───── Dataset excerpts

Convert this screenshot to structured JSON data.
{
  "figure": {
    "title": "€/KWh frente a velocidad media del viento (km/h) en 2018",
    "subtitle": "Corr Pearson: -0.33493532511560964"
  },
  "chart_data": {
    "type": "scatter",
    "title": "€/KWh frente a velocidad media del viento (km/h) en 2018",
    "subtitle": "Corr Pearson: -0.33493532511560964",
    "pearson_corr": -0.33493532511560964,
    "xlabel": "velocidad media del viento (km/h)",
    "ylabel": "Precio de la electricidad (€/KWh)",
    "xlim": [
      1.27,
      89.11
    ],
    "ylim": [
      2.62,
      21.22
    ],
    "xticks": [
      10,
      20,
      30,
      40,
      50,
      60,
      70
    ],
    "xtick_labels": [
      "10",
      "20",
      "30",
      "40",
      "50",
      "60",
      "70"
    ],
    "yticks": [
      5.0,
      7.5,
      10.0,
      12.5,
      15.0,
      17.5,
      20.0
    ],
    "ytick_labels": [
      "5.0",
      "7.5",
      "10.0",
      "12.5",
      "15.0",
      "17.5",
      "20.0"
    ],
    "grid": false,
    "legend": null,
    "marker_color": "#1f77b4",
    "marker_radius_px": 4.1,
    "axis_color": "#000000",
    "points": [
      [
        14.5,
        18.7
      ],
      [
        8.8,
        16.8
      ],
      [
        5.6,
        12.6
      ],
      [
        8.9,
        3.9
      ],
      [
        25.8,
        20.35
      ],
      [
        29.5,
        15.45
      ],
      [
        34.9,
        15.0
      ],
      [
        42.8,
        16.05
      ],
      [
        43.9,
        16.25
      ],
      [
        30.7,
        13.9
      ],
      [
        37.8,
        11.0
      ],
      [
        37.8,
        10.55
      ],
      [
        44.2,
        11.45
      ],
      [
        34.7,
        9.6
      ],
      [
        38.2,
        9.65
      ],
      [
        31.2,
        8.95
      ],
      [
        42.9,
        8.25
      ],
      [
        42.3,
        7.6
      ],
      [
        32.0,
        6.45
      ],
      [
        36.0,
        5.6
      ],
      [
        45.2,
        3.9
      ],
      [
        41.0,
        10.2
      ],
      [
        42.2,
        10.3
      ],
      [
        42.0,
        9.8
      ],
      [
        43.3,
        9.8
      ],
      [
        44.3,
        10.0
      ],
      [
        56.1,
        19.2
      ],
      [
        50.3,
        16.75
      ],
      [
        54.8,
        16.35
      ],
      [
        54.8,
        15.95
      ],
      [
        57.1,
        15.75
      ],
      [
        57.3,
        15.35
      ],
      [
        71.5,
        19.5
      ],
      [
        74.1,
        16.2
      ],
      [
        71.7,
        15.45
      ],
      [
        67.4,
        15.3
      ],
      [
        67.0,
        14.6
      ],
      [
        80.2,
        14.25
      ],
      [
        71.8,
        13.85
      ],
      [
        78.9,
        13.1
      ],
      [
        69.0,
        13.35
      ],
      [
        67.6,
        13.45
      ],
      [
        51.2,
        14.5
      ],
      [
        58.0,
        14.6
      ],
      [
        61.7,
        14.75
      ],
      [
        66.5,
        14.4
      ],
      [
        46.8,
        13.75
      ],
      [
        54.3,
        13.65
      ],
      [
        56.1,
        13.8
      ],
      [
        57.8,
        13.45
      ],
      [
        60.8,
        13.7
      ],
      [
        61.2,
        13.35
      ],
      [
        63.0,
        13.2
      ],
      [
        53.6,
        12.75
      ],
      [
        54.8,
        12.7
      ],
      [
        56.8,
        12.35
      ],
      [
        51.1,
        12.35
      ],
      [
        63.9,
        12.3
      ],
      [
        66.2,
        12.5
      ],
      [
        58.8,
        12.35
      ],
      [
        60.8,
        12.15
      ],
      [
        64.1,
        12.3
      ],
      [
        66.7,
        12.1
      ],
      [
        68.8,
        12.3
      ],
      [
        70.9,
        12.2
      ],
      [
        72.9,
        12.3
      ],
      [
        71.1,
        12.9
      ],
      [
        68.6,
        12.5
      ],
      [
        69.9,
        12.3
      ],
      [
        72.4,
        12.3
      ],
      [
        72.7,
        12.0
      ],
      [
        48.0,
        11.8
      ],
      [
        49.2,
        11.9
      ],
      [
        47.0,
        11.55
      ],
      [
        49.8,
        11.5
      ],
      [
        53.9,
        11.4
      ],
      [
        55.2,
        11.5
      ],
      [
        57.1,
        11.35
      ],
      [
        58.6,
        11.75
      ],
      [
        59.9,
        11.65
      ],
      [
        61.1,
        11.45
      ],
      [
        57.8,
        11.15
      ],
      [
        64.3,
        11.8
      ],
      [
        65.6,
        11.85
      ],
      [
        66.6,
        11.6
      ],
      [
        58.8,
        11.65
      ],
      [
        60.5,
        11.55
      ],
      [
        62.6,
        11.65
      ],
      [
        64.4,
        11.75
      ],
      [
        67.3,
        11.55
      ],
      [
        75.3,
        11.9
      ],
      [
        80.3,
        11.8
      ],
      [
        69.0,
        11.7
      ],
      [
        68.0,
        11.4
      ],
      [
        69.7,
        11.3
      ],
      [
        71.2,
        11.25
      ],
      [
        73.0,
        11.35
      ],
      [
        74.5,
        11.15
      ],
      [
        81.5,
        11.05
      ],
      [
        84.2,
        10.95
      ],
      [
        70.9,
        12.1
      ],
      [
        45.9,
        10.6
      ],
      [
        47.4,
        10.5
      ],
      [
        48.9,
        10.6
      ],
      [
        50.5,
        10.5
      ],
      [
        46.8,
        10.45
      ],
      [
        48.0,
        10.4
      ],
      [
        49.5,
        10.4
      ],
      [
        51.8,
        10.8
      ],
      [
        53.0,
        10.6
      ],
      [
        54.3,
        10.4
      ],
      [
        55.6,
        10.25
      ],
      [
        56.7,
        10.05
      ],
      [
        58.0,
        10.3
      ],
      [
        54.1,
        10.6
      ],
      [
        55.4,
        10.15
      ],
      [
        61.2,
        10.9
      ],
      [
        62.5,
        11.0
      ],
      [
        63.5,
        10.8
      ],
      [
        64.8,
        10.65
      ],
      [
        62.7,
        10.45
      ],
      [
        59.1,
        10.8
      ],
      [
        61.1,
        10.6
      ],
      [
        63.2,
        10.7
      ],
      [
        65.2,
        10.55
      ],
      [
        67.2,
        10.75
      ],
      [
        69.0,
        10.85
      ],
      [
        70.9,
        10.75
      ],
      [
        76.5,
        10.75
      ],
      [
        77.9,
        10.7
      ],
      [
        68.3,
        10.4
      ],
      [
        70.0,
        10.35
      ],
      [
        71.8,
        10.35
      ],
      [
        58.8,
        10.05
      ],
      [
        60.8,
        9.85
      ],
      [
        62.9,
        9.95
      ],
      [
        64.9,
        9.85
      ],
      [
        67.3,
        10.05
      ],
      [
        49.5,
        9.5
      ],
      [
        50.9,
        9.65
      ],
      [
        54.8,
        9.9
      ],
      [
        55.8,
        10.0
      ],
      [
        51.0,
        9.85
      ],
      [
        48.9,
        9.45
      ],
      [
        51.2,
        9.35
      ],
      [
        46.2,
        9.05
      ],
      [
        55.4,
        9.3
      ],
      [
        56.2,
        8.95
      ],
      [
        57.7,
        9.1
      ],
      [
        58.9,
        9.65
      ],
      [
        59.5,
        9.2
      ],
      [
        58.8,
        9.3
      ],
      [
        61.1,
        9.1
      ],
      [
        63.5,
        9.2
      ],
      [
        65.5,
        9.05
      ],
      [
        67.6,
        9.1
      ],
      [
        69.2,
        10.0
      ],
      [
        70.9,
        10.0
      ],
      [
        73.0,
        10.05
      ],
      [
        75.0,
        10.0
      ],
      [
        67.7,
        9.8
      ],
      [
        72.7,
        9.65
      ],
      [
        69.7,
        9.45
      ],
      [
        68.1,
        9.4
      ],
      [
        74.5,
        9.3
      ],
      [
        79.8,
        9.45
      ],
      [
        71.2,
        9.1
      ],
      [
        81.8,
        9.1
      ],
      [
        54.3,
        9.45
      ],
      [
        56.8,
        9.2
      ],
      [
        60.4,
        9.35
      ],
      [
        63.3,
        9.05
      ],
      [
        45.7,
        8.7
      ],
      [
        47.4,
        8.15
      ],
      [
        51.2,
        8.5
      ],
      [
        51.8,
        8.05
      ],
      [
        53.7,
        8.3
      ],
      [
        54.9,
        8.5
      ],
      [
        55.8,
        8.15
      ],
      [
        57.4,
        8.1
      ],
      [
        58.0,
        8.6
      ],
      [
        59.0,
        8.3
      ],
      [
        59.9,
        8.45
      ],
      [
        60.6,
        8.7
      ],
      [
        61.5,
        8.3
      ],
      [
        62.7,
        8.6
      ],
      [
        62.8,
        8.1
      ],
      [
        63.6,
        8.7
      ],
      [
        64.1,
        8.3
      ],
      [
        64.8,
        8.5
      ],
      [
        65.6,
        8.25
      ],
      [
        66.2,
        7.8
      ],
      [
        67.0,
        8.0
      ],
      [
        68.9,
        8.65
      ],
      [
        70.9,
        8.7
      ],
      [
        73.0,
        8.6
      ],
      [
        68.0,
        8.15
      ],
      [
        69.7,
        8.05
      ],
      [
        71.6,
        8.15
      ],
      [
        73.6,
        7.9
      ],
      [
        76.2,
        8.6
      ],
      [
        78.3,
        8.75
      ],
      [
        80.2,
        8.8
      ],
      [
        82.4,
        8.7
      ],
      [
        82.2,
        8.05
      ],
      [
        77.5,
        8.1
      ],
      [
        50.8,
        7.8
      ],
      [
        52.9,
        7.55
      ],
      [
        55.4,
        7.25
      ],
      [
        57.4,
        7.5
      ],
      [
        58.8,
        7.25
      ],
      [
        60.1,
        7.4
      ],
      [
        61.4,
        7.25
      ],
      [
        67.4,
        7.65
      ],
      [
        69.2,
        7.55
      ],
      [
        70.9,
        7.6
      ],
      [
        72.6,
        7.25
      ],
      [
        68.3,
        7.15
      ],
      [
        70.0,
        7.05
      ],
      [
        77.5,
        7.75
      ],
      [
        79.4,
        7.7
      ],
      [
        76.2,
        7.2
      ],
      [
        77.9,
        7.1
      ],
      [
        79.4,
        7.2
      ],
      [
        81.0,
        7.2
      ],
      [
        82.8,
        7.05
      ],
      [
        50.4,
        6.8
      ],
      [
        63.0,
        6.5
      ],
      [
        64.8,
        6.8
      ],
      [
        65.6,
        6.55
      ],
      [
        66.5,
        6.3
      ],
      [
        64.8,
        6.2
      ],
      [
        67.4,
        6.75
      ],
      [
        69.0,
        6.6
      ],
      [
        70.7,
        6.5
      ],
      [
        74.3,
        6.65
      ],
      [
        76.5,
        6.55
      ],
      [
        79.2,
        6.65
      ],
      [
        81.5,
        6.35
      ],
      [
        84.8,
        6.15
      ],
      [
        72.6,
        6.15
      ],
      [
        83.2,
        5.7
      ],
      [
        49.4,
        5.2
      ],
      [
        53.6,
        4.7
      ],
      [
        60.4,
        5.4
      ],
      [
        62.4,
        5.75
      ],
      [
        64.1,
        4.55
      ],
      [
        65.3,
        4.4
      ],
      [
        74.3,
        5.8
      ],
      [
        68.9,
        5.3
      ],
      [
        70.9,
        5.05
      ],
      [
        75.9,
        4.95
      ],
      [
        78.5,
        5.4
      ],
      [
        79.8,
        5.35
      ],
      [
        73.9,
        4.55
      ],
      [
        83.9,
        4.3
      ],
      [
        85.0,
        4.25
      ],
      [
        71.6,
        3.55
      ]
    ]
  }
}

──────────

▶ What is being asked: Report how many lines of the listing hold the word "subtitle", with nothing but the number.

▶ Task output: 2